### WHAT TO DO
Scan each line of the records for the word "from" and extract the ones that have it.

::: INFORMATION PROVIDED :::

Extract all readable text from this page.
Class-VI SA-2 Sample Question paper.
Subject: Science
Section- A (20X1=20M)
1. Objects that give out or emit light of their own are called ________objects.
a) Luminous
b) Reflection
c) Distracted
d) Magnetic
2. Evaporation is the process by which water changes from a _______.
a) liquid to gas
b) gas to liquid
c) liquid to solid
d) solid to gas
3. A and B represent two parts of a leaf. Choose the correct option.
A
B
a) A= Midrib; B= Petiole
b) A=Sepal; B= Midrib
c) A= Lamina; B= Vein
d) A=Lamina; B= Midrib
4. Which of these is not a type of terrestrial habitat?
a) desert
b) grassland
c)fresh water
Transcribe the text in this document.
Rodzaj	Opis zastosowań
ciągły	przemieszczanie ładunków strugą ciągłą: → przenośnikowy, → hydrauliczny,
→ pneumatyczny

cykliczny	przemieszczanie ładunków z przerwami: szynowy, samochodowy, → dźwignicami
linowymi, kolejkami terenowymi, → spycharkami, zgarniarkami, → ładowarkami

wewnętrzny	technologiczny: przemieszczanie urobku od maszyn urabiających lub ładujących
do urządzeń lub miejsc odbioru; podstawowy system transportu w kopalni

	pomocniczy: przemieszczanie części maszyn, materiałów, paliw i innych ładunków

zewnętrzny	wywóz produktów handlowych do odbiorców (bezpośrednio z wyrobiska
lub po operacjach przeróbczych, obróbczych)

:::

### SOLUTION TO THIS TASK
Extract all readable text from this page.
2. Evaporation is the process by which water changes from a _______.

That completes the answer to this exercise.